Circuito di traffico aeroportuale
Il circuito di traffico aeroportuale è il percorso standard che gli aeromobili percorrono seguendo le procedure di atterraggio su un aeroporto. Il circuito è caratterizzato da una quota specifica, detta "quota di circuito", e da un senso che può essere orario (circuito destro) o antiorario (circuito sinistro). Esso si compone fondamentalmente di 3 segmenti: il sottovento (downwind in inglese), la base (base leg o base) e il finale (final). Normalmente la direzione di atterraggio degli aeromobili è quella controvento; ad esempio, se il vento proviene da Est, l'aeromobile atterrerà sulla pista procedendo verso Est (come nella figura).

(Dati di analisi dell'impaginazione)
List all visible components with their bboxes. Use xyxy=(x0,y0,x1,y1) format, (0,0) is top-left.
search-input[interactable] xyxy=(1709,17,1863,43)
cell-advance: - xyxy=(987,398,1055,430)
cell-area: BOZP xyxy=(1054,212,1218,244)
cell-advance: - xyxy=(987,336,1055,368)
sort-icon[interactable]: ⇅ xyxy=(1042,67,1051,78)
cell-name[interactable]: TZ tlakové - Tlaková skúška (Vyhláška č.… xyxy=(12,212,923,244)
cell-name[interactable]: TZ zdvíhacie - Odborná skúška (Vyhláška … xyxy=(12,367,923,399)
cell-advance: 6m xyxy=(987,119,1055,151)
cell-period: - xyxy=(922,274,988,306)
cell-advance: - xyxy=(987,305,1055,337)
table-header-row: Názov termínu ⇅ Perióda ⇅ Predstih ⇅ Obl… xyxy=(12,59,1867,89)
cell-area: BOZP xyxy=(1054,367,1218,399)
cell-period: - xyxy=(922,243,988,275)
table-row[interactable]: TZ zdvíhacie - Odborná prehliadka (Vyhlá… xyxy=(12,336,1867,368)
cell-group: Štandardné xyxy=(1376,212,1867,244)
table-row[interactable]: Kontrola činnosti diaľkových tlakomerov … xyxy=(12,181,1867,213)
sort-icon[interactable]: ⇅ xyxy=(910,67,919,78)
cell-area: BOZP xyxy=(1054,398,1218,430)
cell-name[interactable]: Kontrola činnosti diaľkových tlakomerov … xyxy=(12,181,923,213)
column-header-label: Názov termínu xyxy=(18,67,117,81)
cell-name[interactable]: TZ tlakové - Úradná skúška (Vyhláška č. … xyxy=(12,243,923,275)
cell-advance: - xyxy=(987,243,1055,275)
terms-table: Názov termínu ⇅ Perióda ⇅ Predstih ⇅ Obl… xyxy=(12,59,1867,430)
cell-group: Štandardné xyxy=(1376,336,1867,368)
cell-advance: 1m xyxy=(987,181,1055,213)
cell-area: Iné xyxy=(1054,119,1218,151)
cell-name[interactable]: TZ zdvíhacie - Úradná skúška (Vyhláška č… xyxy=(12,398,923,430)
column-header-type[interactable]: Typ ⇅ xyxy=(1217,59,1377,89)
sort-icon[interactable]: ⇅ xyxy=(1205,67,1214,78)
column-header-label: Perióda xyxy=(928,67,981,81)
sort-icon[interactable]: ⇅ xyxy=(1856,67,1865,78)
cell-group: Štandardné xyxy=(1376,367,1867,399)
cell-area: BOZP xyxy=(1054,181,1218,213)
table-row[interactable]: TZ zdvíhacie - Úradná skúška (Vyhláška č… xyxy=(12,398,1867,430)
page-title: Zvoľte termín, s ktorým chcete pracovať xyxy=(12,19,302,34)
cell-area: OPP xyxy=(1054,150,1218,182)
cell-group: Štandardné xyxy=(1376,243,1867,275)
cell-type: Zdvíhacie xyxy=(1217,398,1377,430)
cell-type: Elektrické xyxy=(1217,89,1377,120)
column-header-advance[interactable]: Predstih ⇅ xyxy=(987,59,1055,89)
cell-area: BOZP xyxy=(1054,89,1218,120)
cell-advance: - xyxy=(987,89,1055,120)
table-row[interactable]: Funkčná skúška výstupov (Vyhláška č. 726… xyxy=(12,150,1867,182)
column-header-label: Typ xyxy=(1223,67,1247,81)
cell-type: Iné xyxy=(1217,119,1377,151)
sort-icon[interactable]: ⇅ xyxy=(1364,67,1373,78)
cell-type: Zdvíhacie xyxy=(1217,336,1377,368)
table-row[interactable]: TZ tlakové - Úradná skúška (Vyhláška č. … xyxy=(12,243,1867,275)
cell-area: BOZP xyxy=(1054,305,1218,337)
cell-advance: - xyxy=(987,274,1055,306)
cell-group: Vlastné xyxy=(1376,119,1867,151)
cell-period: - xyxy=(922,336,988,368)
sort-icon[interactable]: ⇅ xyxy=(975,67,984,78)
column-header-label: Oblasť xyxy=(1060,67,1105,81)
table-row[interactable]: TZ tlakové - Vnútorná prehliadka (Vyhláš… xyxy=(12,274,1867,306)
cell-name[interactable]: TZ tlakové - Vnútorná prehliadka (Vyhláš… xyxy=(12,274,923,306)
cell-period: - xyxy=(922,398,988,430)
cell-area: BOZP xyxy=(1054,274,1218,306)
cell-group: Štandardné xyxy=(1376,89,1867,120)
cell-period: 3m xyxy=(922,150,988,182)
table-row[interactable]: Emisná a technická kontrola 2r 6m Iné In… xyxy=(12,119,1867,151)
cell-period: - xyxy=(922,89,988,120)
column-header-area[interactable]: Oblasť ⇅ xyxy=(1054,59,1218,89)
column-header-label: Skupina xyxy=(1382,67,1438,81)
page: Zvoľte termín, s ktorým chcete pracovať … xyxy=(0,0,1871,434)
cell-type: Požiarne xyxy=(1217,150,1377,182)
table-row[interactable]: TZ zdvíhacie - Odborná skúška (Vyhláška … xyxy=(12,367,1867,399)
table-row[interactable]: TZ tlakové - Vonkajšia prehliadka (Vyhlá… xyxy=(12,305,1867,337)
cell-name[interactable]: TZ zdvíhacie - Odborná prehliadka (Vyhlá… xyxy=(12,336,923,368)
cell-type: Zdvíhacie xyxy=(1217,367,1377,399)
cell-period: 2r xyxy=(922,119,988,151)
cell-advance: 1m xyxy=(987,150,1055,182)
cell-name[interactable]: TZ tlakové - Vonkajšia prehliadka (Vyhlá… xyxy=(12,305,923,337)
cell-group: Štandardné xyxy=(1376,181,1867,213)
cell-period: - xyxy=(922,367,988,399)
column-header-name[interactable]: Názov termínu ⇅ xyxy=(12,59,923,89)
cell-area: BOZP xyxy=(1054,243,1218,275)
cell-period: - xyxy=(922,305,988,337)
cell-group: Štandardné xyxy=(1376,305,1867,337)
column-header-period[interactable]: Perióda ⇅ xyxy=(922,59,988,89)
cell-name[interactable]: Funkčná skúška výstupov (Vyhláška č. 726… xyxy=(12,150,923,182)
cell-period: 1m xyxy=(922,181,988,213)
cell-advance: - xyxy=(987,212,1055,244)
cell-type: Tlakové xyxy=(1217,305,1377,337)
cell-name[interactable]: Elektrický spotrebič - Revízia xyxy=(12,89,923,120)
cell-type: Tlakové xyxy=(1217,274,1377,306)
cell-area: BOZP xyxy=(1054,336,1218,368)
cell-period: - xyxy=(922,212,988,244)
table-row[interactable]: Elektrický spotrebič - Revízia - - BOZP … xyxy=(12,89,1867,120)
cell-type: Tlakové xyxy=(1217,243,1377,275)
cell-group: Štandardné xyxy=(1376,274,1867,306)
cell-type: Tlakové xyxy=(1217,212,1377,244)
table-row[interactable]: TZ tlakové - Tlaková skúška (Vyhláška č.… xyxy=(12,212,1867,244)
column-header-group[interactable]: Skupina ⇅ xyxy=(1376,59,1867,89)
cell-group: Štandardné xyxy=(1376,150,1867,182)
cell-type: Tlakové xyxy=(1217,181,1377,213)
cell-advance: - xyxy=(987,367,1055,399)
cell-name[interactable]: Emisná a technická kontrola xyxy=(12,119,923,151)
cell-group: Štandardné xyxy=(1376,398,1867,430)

CONSEGNA A:
Nel testo sul circuito di traffico aeroportuale, come si chiama il circuito percorso in senso orario?
CONSEGNA B:
Prosegui il testo sul circuito di traffico aeroportuale, riprendendo subito dopo la sua ultima frase.
Le righe non servono per svolgere il lavoro.

RISPOSTA FINALE A:
Circuito destro.

RISPOSTA FINALE B:
Le manovre che normalmente si effettuano sono le seguenti:
- Inserimento nel circuito di traffico aeroportuale entrando nel segmento sottovento, tratto parallelo alla pista, a destra o a sinistra di essa, da percorrersi con vento in coda;
- Arrivati alla fine del sottovento, virata di 90 gradi per entrare nel segmento base, tratto perpendicolare alla direzione di atterraggio;
- Arrivati alla fine della base, virata di 90 gradi per entrare nel segmento finale, tratto in cui si effettua la discesa finale fino all'atterraggio sulla pista;
- Atterraggio.
Normalmente, in un aeroporto dove c'è un ente di controllo del traffico, il pilota deve comunicare l'effettuazione delle manovre, cioè l'ingresso nei diversi segmenti del circuito.
In funzione della provenienza dell'aeromobile, del traffico già presente nel circuito e della direzione del vento e quindi dell'atterraggio, è possibile omettere il segmento sottovento o anche il segmento base del circuito, inserendosi direttamente nel segmento finale.